***** Record extracts *****

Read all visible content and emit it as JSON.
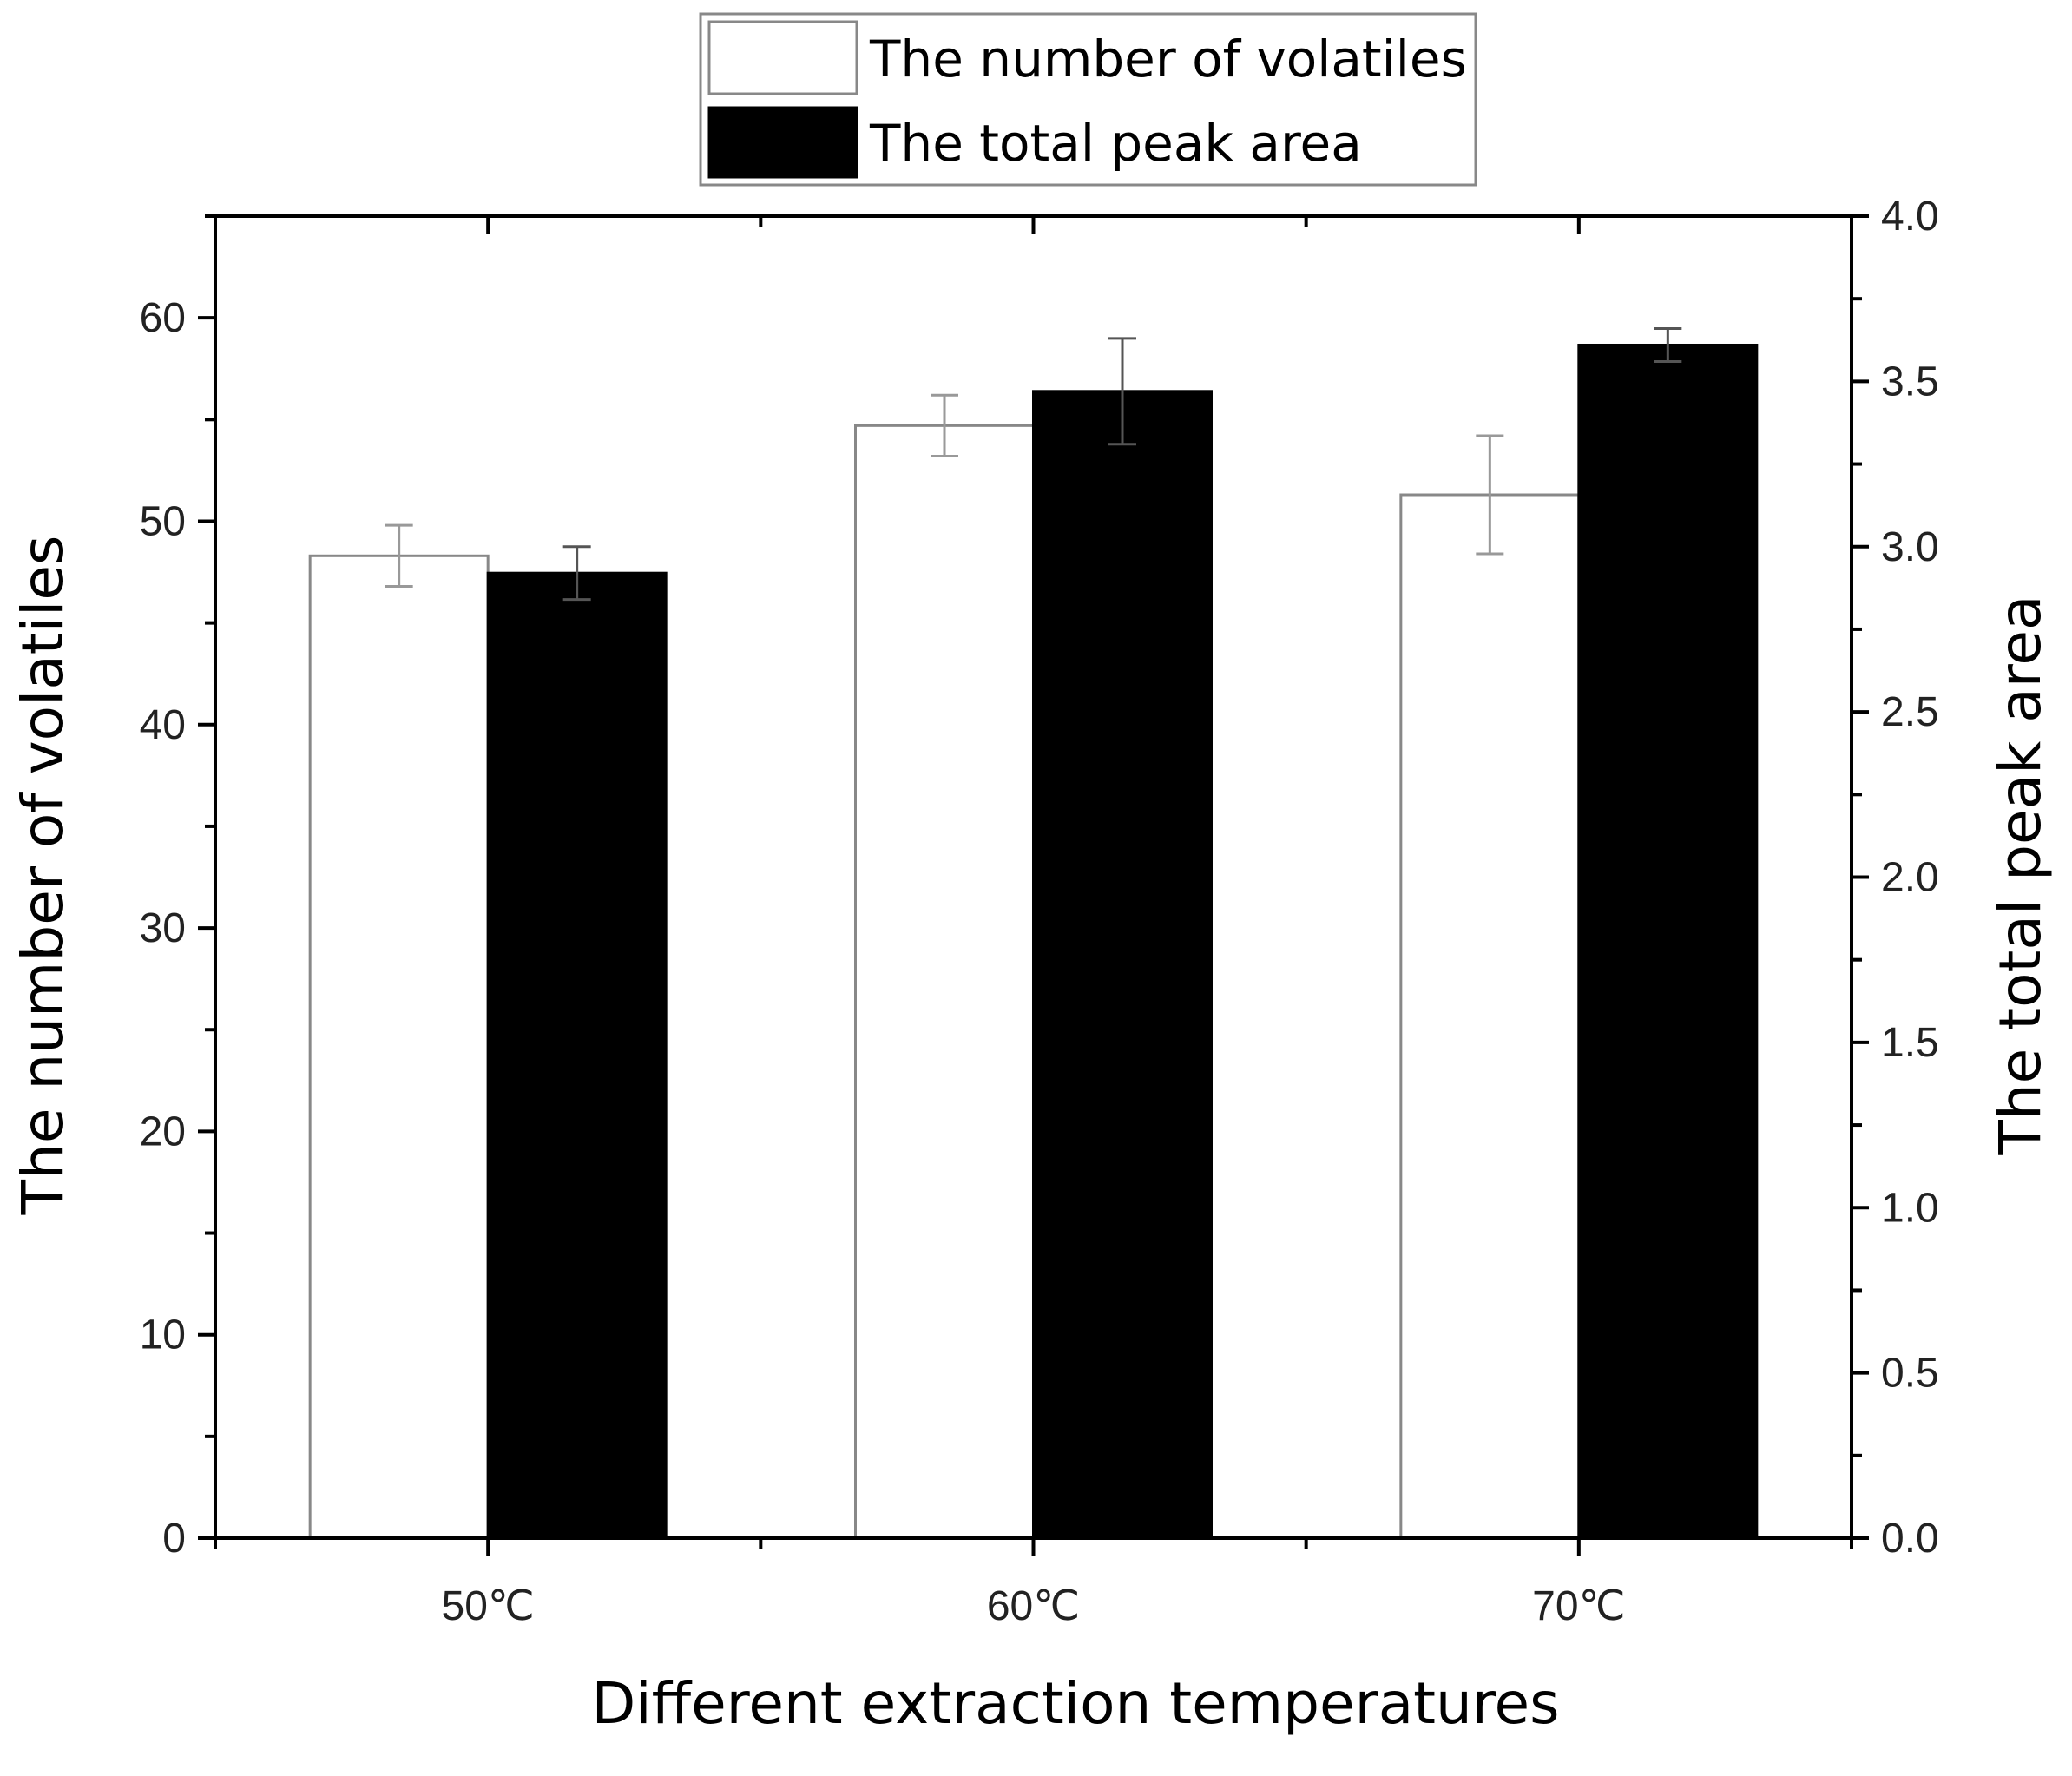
{
  "chart_data": {
    "type": "bar",
    "categories": [
      "50℃",
      "60℃",
      "70℃"
    ],
    "xlabel": "Different extraction temperatures",
    "ylabel": "The number of volatiles",
    "y2label": "The total peak area",
    "ylim": [
      0,
      65
    ],
    "y2lim": [
      0,
      4.0
    ],
    "yticks": [
      "0",
      "10",
      "20",
      "30",
      "40",
      "50",
      "60"
    ],
    "y2ticks": [
      "0.0",
      "0.5",
      "1.0",
      "1.5",
      "2.0",
      "2.5",
      "3.0",
      "3.5",
      "4.0"
    ],
    "grid": false,
    "legend_position": "top-center",
    "series": [
      {
        "name": "The number of volatiles",
        "axis": "left",
        "values": [
          48.3,
          54.7,
          51.3
        ],
        "errors": [
          1.5,
          1.5,
          2.9
        ],
        "fill": "#ffffff",
        "stroke": "#888888",
        "error_color": "#999999"
      },
      {
        "name": "The total peak area",
        "axis": "right",
        "values": [
          2.92,
          3.47,
          3.61
        ],
        "errors": [
          0.08,
          0.16,
          0.05
        ],
        "fill": "#000000",
        "stroke": "#000000",
        "error_color": "#555555"
      }
    ]
  }
}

*****

Aim of the task: Collect every line with the string "volatiles" from the records, and copy each.

Solution for this problem:
    "ylabel": "The number of volatiles",
        "name": "The number of volatiles",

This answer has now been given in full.